* **Information supplied**
■ ■ ■ ■ ■ ■ ■

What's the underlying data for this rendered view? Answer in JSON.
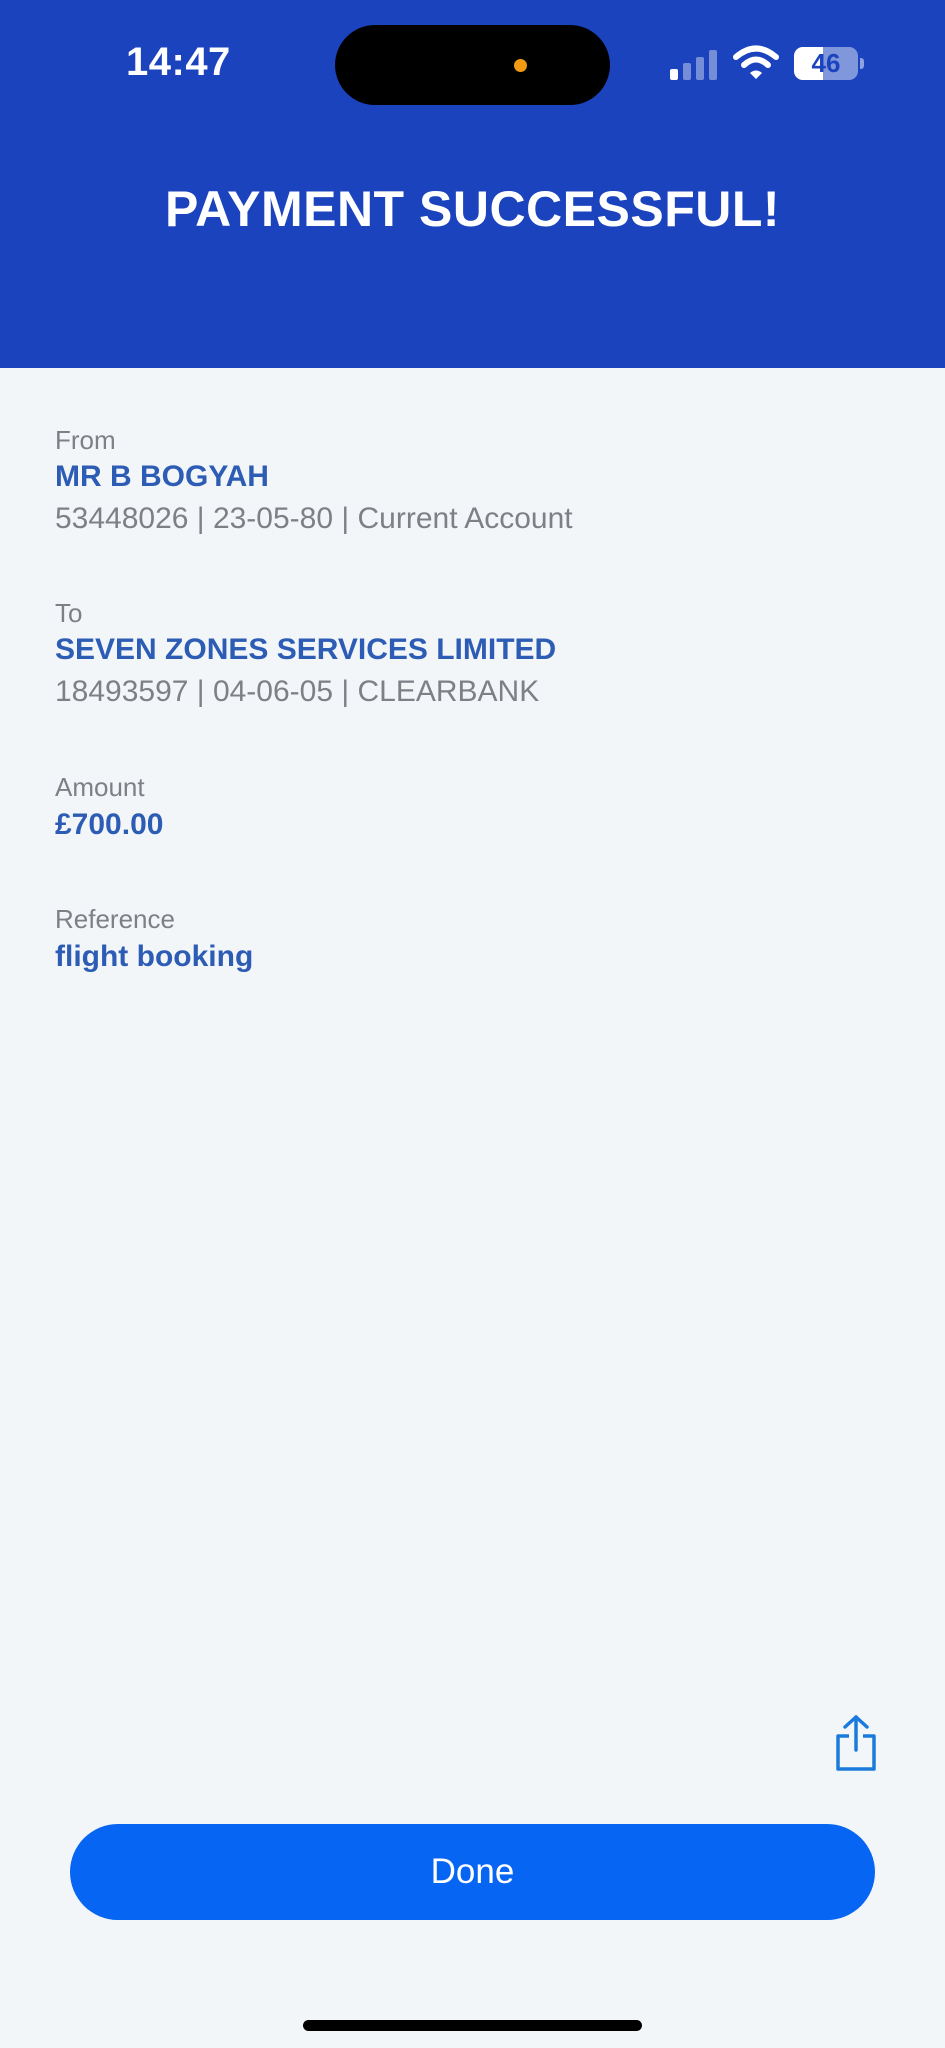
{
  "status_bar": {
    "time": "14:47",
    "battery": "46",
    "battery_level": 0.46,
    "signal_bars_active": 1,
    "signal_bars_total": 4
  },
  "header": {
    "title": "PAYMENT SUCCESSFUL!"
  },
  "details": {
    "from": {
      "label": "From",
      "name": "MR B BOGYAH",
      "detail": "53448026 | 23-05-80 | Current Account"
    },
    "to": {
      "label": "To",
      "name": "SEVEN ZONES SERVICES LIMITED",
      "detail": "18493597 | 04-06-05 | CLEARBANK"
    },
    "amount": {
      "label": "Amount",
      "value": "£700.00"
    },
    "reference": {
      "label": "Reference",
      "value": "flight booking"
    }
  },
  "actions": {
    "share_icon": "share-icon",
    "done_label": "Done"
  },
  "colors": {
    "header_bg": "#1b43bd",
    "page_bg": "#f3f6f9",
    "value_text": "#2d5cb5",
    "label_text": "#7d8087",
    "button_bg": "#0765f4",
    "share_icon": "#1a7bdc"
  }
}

■ ■ ■ ■ ■ ■ ■

What you return should match the records above word for word, minus the pictures.

What's the underlying data for this rendered view? Answer in JSON.
{
  "status_bar": {
    "time": "14:47",
    "battery": "46",
    "battery_level": 0.46,
    "signal_bars_active": 1,
    "signal_bars_total": 4
  },
  "header": {
    "title": "PAYMENT SUCCESSFUL!"
  },
  "details": {
    "from": {
      "label": "From",
      "name": "MR B BOGYAH",
      "detail": "53448026 | 23-05-80 | Current Account"
    },
    "to": {
      "label": "To",
      "name": "SEVEN ZONES SERVICES LIMITED",
      "detail": "18493597 | 04-06-05 | CLEARBANK"
    },
    "amount": {
      "label": "Amount",
      "value": "£700.00"
    },
    "reference": {
      "label": "Reference",
      "value": "flight booking"
    }
  },
  "actions": {
    "share_icon": "share-icon",
    "done_label": "Done"
  },
  "colors": {
    "header_bg": "#1b43bd",
    "page_bg": "#f3f6f9",
    "value_text": "#2d5cb5",
    "label_text": "#7d8087",
    "button_bg": "#0765f4",
    "share_icon": "#1a7bdc"
  }
}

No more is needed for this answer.